++++ Provided records ++++

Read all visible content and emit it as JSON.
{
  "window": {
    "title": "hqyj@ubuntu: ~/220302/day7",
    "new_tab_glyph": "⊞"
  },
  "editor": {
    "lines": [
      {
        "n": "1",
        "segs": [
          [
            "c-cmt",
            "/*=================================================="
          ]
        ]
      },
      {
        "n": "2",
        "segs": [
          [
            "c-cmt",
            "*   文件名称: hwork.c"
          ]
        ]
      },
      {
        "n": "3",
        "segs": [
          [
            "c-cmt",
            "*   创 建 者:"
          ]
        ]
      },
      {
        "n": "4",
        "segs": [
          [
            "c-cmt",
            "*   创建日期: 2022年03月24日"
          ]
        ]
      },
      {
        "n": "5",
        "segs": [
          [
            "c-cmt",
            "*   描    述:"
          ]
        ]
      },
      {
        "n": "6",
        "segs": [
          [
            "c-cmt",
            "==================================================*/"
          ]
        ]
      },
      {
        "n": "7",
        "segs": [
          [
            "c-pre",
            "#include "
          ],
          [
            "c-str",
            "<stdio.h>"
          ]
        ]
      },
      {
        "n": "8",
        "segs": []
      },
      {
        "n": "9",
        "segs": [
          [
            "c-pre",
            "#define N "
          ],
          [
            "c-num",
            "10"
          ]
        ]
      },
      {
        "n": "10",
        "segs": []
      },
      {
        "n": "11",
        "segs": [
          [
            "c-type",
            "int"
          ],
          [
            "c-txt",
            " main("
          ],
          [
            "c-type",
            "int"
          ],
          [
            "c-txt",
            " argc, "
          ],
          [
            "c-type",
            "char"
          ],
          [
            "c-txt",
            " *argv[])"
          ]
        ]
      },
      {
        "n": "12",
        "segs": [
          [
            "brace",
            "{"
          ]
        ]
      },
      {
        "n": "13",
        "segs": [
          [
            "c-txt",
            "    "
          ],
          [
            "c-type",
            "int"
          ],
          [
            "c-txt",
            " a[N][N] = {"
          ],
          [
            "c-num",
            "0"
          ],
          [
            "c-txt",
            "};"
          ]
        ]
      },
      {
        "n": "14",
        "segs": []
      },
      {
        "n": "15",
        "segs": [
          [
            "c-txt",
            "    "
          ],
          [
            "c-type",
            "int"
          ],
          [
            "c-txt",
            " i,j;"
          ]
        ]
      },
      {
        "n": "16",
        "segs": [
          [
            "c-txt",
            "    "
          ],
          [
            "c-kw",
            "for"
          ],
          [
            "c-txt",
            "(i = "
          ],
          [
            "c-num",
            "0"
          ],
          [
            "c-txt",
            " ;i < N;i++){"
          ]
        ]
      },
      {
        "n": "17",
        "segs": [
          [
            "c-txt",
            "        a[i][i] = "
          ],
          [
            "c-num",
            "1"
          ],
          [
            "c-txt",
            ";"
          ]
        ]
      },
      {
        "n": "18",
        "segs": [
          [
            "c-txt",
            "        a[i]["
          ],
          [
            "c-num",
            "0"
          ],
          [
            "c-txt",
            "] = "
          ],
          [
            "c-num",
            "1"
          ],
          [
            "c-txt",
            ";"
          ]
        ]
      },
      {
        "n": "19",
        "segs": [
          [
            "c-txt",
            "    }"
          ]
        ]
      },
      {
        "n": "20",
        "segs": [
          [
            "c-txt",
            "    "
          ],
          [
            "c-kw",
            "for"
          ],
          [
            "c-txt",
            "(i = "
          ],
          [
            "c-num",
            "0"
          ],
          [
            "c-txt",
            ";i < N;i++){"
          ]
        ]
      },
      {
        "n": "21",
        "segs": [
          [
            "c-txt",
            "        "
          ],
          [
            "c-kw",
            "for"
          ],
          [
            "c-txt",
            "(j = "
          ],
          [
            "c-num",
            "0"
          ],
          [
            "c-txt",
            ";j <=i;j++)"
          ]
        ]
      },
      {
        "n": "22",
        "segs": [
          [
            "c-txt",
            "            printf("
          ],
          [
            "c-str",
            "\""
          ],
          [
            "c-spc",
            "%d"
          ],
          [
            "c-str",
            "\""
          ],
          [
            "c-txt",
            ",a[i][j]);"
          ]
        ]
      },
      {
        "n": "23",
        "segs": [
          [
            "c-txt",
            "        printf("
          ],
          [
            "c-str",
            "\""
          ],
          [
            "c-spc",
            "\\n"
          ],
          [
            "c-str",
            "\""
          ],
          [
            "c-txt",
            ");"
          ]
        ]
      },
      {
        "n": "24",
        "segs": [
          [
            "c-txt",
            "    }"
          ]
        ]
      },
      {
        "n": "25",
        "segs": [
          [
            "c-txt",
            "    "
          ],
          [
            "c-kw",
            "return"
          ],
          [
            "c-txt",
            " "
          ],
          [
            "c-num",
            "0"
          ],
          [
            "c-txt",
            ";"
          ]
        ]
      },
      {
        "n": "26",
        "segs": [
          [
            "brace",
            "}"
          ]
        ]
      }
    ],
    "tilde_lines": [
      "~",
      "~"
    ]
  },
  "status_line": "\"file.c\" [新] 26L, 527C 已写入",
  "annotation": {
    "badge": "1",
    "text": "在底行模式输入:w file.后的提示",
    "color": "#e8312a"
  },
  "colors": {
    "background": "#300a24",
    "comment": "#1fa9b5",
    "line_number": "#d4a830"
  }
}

++++

- _Task brief_: Write out the whole listing again. Match it word for word.

- _Result of the exercise_:
Read all visible content and emit it as JSON.
{
  "window": {
    "title": "hqyj@ubuntu: ~/220302/day7",
    "new_tab_glyph": "⊞"
  },
  "editor": {
    "lines": [
      {
        "n": "1",
        "segs": [
          [
            "c-cmt",
            "/*=================================================="
          ]
        ]
      },
      {
        "n": "2",
        "segs": [
          [
            "c-cmt",
            "*   文件名称: hwork.c"
          ]
        ]
      },
      {
        "n": "3",
        "segs": [
          [
            "c-cmt",
            "*   创 建 者:"
          ]
        ]
      },
      {
        "n": "4",
        "segs": [
          [
            "c-cmt",
            "*   创建日期: 2022年03月24日"
          ]
        ]
      },
      {
        "n": "5",
        "segs": [
          [
            "c-cmt",
            "*   描    述:"
          ]
        ]
      },
      {
        "n": "6",
        "segs": [
          [
            "c-cmt",
            "==================================================*/"
          ]
        ]
      },
      {
        "n": "7",
        "segs": [
          [
            "c-pre",
            "#include "
          ],
          [
            "c-str",
            "<stdio.h>"
          ]
        ]
      },
      {
        "n": "8",
        "segs": []
      },
      {
        "n": "9",
        "segs": [
          [
            "c-pre",
            "#define N "
          ],
          [
            "c-num",
            "10"
          ]
        ]
      },
      {
        "n": "10",
        "segs": []
      },
      {
        "n": "11",
        "segs": [
          [
            "c-type",
            "int"
          ],
          [
            "c-txt",
            " main("
          ],
          [
            "c-type",
            "int"
          ],
          [
            "c-txt",
            " argc, "
          ],
          [
            "c-type",
            "char"
          ],
          [
            "c-txt",
            " *argv[])"
          ]
        ]
      },
      {
        "n": "12",
        "segs": [
          [
            "brace",
            "{"
          ]
        ]
      },
      {
        "n": "13",
        "segs": [
          [
            "c-txt",
            "    "
          ],
          [
            "c-type",
            "int"
          ],
          [
            "c-txt",
            " a[N][N] = {"
          ],
          [
            "c-num",
            "0"
          ],
          [
            "c-txt",
            "};"
          ]
        ]
      },
      {
        "n": "14",
        "segs": []
      },
      {
        "n": "15",
        "segs": [
          [
            "c-txt",
            "    "
          ],
          [
            "c-type",
            "int"
          ],
          [
            "c-txt",
            " i,j;"
          ]
        ]
      },
      {
        "n": "16",
        "segs": [
          [
            "c-txt",
            "    "
          ],
          [
            "c-kw",
            "for"
          ],
          [
            "c-txt",
            "(i = "
          ],
          [
            "c-num",
            "0"
          ],
          [
            "c-txt",
            " ;i < N;i++){"
          ]
        ]
      },
      {
        "n": "17",
        "segs": [
          [
            "c-txt",
            "        a[i][i] = "
          ],
          [
            "c-num",
            "1"
          ],
          [
            "c-txt",
            ";"
          ]
        ]
      },
      {
        "n": "18",
        "segs": [
          [
            "c-txt",
            "        a[i]["
          ],
          [
            "c-num",
            "0"
          ],
          [
            "c-txt",
            "] = "
          ],
          [
            "c-num",
            "1"
          ],
          [
            "c-txt",
            ";"
          ]
        ]
      },
      {
        "n": "19",
        "segs": [
          [
            "c-txt",
            "    }"
          ]
        ]
      },
      {
        "n": "20",
        "segs": [
          [
            "c-txt",
            "    "
          ],
          [
            "c-kw",
            "for"
          ],
          [
            "c-txt",
            "(i = "
          ],
          [
            "c-num",
            "0"
          ],
          [
            "c-txt",
            ";i < N;i++){"
          ]
        ]
      },
      {
        "n": "21",
        "segs": [
          [
            "c-txt",
            "        "
          ],
          [
            "c-kw",
            "for"
          ],
          [
            "c-txt",
            "(j = "
          ],
          [
            "c-num",
            "0"
          ],
          [
            "c-txt",
            ";j <=i;j++)"
          ]
        ]
      },
      {
        "n": "22",
        "segs": [
          [
            "c-txt",
            "            printf("
          ],
          [
            "c-str",
            "\""
          ],
          [
            "c-spc",
            "%d"
          ],
          [
            "c-str",
            "\""
          ],
          [
            "c-txt",
            ",a[i][j]);"
          ]
        ]
      },
      {
        "n": "23",
        "segs": [
          [
            "c-txt",
            "        printf("
          ],
          [
            "c-str",
            "\""
          ],
          [
            "c-spc",
            "\\n"
          ],
          [
            "c-str",
            "\""
          ],
          [
            "c-txt",
            ");"
          ]
        ]
      },
      {
        "n": "24",
        "segs": [
          [
            "c-txt",
            "    }"
          ]
        ]
      },
      {
        "n": "25",
        "segs": [
          [
            "c-txt",
            "    "
          ],
          [
            "c-kw",
            "return"
          ],
          [
            "c-txt",
            " "
          ],
          [
            "c-num",
            "0"
          ],
          [
            "c-txt",
            ";"
          ]
        ]
      },
      {
        "n": "26",
        "segs": [
          [
            "brace",
            "}"
          ]
        ]
      }
    ],
    "tilde_lines": [
      "~",
      "~"
    ]
  },
  "status_line": "\"file.c\" [新] 26L, 527C 已写入",
  "annotation": {
    "badge": "1",
    "text": "在底行模式输入:w file.后的提示",
    "color": "#e8312a"
  },
  "colors": {
    "background": "#300a24",
    "comment": "#1fa9b5",
    "line_number": "#d4a830"
  }
}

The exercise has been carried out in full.